▶ **DIRECTIONS**
Copy out each line in the material below that has the word "Murat".

▶ **DATA IN THIS EXERCISE**
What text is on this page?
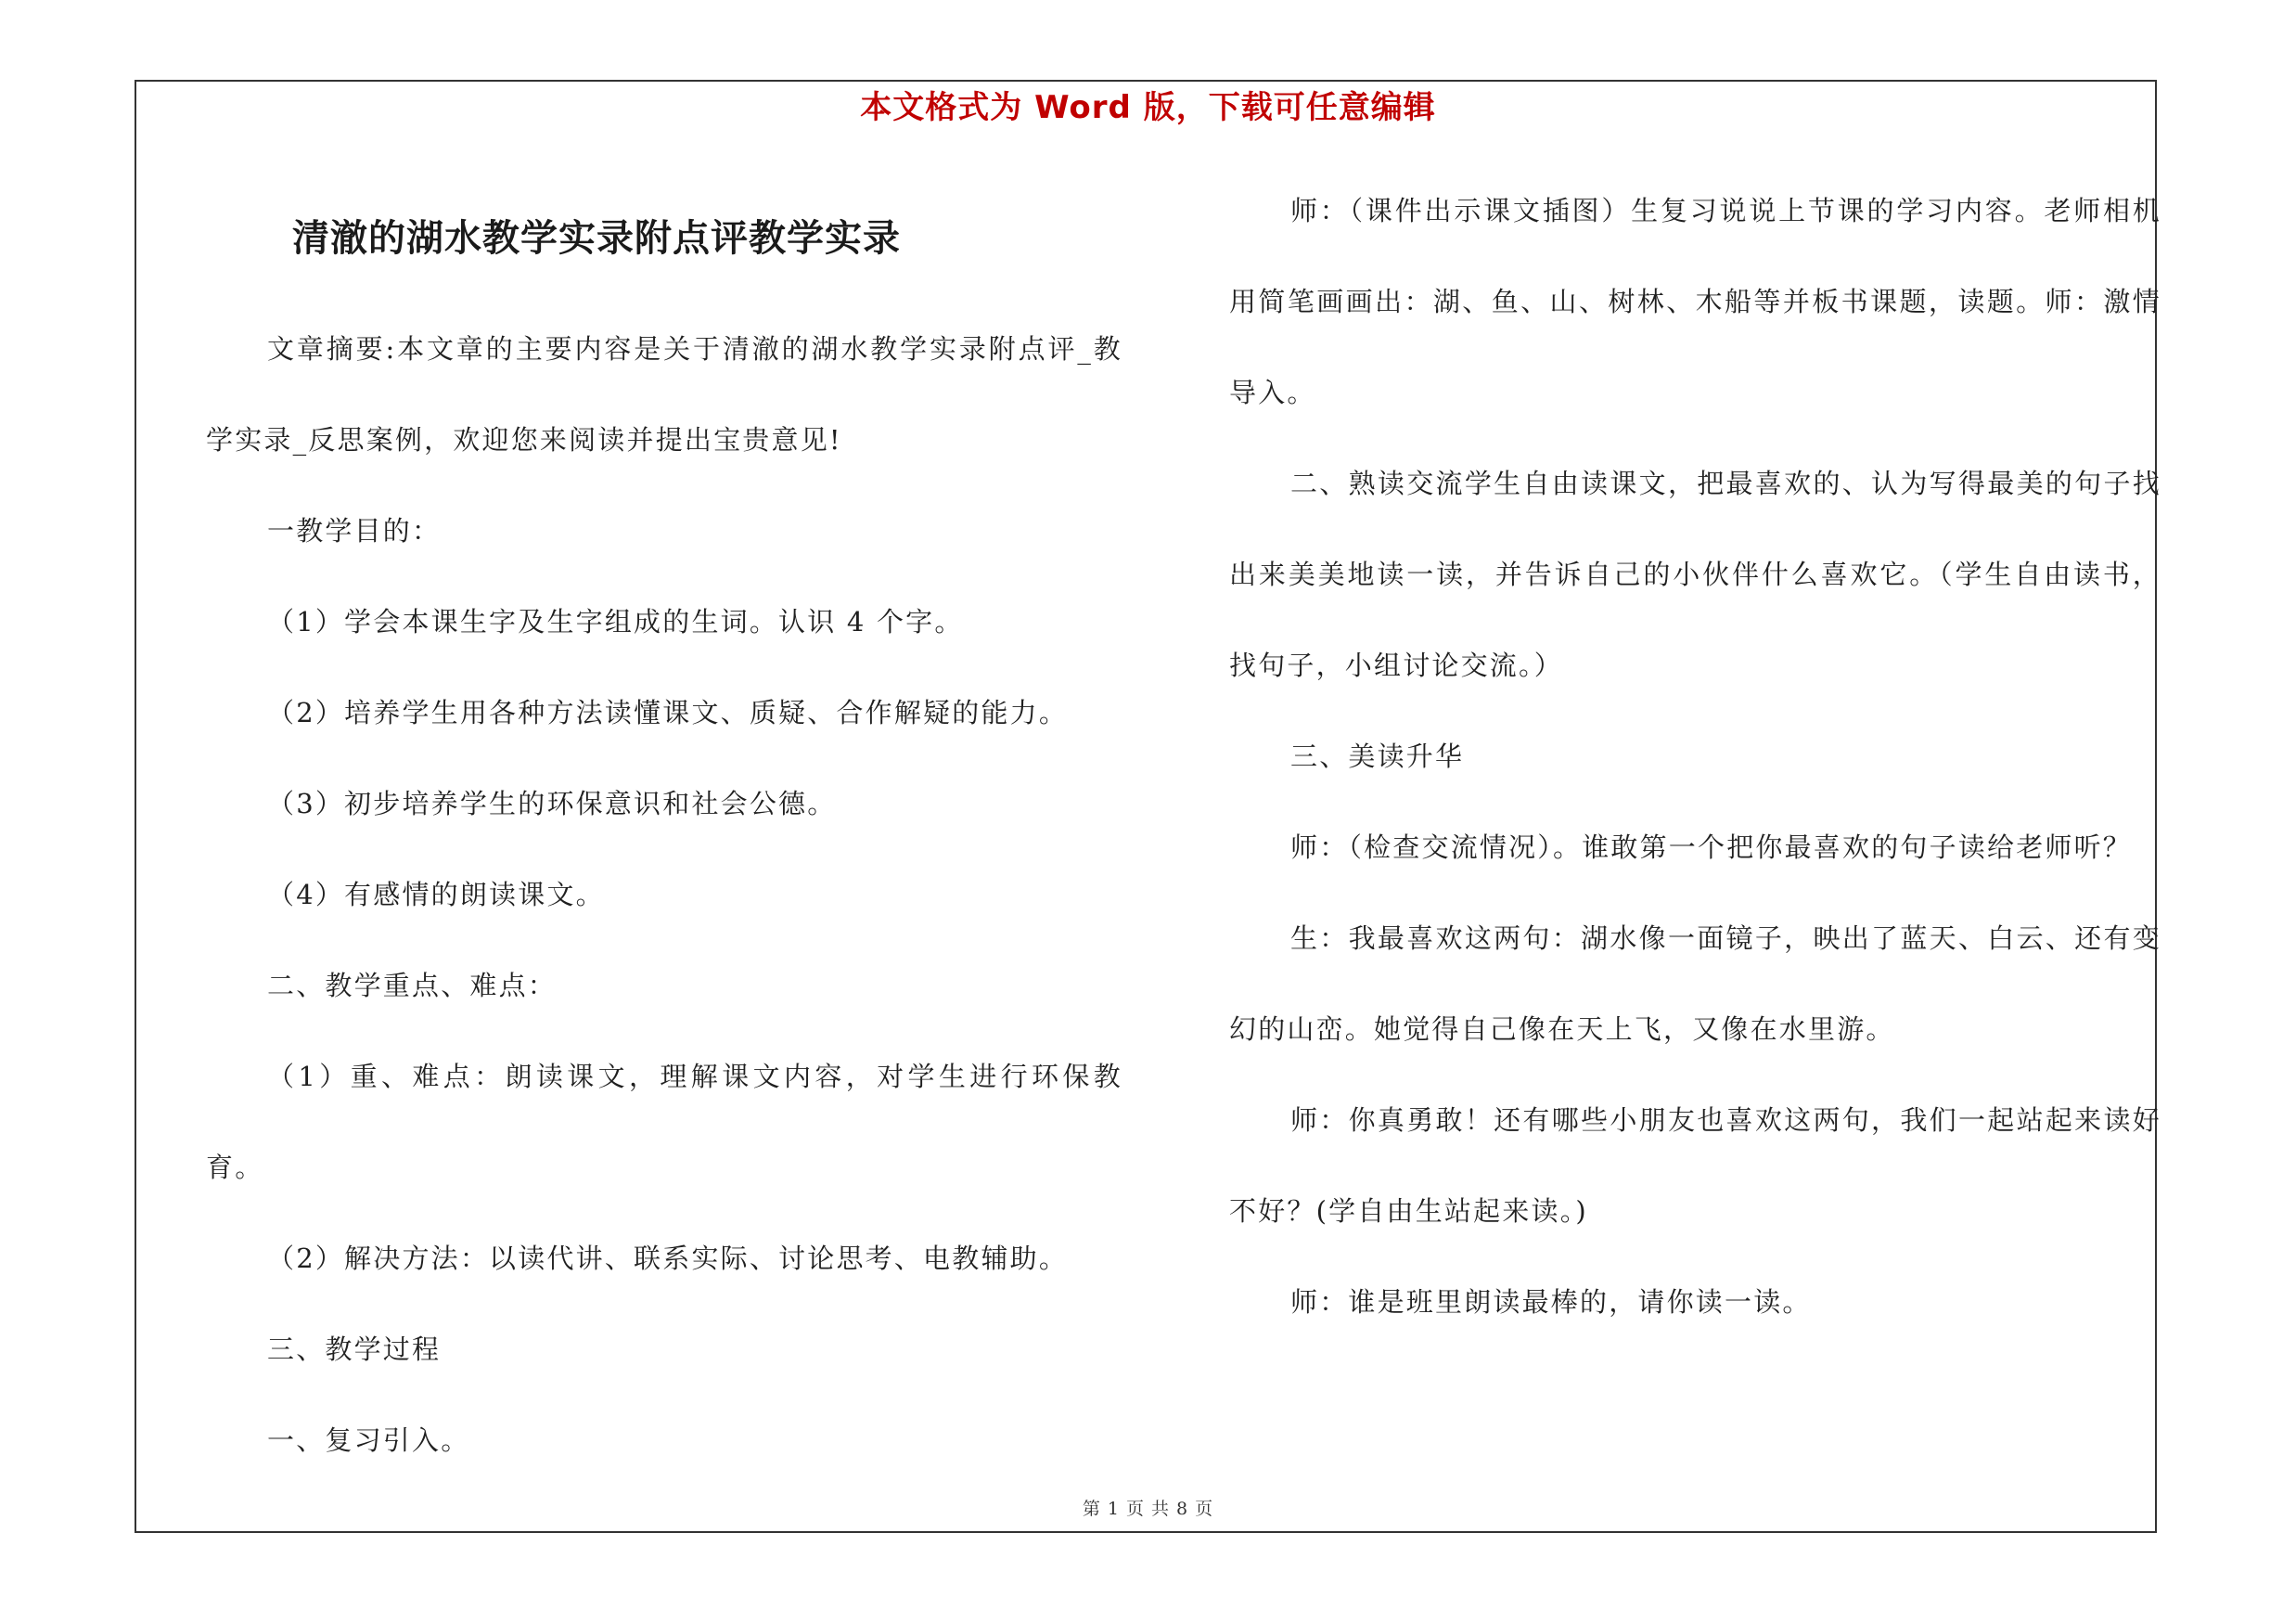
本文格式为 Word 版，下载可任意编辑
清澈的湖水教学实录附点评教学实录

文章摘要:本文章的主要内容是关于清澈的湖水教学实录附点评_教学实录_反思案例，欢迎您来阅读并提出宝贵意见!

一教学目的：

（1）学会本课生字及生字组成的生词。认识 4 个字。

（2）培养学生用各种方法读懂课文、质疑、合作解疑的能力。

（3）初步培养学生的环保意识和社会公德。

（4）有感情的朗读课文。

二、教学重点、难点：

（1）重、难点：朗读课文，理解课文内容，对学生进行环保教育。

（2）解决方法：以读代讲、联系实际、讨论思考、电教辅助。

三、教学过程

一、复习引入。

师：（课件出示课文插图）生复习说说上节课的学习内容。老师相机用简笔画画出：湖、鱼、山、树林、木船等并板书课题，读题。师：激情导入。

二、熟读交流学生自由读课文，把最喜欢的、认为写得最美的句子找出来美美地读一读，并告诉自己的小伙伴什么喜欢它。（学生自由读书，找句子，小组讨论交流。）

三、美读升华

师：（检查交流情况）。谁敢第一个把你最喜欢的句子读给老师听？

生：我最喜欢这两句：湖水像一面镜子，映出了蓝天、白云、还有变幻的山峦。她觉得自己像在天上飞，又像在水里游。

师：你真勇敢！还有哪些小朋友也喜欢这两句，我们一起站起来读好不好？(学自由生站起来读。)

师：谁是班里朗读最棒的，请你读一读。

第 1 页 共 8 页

* * *

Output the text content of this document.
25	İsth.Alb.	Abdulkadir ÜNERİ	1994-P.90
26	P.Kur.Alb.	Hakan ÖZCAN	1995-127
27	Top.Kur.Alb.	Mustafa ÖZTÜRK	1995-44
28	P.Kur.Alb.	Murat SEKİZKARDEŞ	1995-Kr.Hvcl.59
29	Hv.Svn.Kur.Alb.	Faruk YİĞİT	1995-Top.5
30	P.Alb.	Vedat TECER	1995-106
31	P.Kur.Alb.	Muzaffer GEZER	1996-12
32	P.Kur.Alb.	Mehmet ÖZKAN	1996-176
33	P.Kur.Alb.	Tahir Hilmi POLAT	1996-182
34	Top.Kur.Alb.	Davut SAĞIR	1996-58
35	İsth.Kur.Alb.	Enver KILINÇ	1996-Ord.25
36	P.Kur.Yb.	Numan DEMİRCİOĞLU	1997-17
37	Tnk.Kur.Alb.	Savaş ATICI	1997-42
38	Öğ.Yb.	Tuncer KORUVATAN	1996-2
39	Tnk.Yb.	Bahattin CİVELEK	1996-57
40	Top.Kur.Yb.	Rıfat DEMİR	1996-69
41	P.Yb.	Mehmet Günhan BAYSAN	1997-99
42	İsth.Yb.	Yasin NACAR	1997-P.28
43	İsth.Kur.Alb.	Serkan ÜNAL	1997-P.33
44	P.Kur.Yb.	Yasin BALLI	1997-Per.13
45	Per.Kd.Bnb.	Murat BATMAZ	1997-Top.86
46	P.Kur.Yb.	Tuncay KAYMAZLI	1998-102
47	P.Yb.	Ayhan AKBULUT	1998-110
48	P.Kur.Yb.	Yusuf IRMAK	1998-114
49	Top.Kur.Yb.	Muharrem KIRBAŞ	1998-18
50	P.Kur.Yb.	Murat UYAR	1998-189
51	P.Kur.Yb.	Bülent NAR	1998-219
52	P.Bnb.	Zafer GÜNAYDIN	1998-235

▶ **OUTPUT OF THE TASK**
28	P.Kur.Alb.	Murat SEKİZKARDEŞ	1995-Kr.Hvcl.59
45	Per.Kd.Bnb.	Murat BATMAZ	1997-Top.86
50	P.Kur.Yb.	Murat UYAR	1998-189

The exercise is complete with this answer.